By: Brandy Black
The babies were scheduled to arrive on December 21st based on the doctor’s orders. This would have been past full term for twins. I wanted them to pick their birthday. On December 6th I had contractions that started at 8 minutes apart and went down to 3 minutes for a good 2-3 hours. I was fully admitted into the hospital and was told the babies would be arriving in the next 24 hours. We called my parents at 3AM and told them to get to the airport fast. Suddenly, contractions stopped and I was no longer dilating. Cedars kept me for observation for 5 more hours and then released me advising that I would likely be back in the next couple days. I called my father as soon as I realized we weren’t having the babies quite yet and he couldn’t hear me.
“I said we aren’t having the babies.”
“I can’t hear you, we’re on the plane, see you soon.”
Susan and I drove home, disappointed that we weren’t going to be holding our precious babies. My parents arrived a couple hours later. Days passed while my mom and dad helped prepare the house. We soon discovered how much needed to be done, how overwhelmed we were, and I got more and more tired each day. They took care of us, shopping trips, babysitting, pick up and drop off for preschool, servicing the washing machine, getting my car fixed, I forgot how much family can help when you let them.
After many days passed, I gave up on any chance of the babies coming early. On December 15th Susan and I went to do some final Christmas shopping. I was pushing us around tired of being home and doing nothing but wait. Suddenly in line I got tired and dizzy and had to sit to gather myself, Susan convinced me to skip our last stop and head home for the night. We got home and I raced to the bathroom because pregnant women with twins have to pee a hundred times a day. I felt a burst and suddenly a rush of water came out of me. My water broke. I was in such shock that I didn’t believe it and everyone kept asking me if I was sure. I walked back to our room to talk to Susan and stood as water leaked rapidly out of me. Susan began to laugh and than panic as she rushed around gathering our belongings for our second visit to the hospital.
By the time we arrived to the hospital the contractions were stronger and it was confirmed the babies were coming. We checked in at 5:45PM and by 11:00PM I was in the operating room with 12 people around me pushing with all my might. I focused on their voices cheering me on. 5 pushes later Bella Black Howard arrived, white and gooey and full of life. Her cries brought me tears, tears of joy that I hoped I would have at the sound of her little voice. But my joyous moment was quickly interrupted with panic around me. “He’s flipped, I feel a foot now, not a head”. There was much commotion and I couldn’t figure out what was happening. My doctor leaned down to me and told me that we would likely be doing a C-section for baby B. There was chatter around me, I was tired and a bit dizzy, I looked over at Susan and she had backed away from me with her hands over her face. “What? What happened?” I asked her. We had made an agreement that no matter how bad things got she wouldn’t let it show on her face because I knew I would panic. I began to panic. In what seemed several minutes later, Susan finally took a moment to speak to me, she huddled over me as to block the others from my view and told me that they were going to try one last thing to get our baby boy to flip around, she told me to relax and breathe and picture him flipping. I closed my eyes and focused until I heard “I feel a head, I feel a head Brandy, push”. I pushed hard and what had been a room full of noise and chaos became silent as all waited for baby B to arrive. An oxygen mask was placed over my mouth and 10 pushes later baby Penn came out screaming.

[Extracted data entries]
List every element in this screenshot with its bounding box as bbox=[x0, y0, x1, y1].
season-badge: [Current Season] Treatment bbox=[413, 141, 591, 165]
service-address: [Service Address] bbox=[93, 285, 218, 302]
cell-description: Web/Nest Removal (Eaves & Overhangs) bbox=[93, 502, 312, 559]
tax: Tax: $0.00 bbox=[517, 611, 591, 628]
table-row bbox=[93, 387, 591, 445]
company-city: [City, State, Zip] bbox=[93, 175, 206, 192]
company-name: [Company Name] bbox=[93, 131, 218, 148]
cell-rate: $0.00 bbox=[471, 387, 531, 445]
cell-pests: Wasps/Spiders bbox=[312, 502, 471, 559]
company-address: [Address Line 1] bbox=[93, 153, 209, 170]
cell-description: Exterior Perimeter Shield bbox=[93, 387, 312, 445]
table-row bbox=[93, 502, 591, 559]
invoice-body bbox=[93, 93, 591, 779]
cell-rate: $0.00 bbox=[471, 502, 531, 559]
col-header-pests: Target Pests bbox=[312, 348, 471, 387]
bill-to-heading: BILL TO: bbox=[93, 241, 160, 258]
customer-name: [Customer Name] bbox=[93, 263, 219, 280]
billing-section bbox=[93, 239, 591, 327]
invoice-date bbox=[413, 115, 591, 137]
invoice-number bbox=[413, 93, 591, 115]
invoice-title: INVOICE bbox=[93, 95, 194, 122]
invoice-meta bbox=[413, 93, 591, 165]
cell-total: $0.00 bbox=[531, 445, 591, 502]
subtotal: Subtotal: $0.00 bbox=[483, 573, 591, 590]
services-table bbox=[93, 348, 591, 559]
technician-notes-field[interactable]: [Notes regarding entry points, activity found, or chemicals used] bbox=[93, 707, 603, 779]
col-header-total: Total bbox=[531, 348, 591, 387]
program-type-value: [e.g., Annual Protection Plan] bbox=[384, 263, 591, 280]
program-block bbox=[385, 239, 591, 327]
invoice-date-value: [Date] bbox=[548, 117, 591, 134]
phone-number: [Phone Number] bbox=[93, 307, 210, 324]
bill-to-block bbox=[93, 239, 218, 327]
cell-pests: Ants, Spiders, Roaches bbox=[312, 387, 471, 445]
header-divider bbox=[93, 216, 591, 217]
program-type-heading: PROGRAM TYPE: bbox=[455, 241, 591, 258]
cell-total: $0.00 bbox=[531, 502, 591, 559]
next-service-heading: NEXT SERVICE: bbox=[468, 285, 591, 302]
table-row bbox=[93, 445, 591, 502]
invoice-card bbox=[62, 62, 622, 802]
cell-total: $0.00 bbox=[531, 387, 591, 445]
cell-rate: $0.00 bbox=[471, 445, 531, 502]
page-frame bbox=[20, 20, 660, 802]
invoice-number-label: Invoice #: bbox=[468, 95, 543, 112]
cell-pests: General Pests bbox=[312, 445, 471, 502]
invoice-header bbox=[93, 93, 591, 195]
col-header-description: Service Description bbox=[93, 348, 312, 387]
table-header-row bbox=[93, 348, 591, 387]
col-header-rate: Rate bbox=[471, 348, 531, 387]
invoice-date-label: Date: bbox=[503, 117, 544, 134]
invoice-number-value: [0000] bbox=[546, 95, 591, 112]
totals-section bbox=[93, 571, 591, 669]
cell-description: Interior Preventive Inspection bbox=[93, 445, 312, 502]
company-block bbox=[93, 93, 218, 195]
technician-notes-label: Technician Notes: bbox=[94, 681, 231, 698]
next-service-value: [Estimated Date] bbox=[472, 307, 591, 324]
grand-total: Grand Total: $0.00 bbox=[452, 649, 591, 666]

**Work required:**
In the twins' birth story, at what time did the check-in at the hospital happen on the second visit? These lines come from a separate source.

**Finished task:**
5:45PM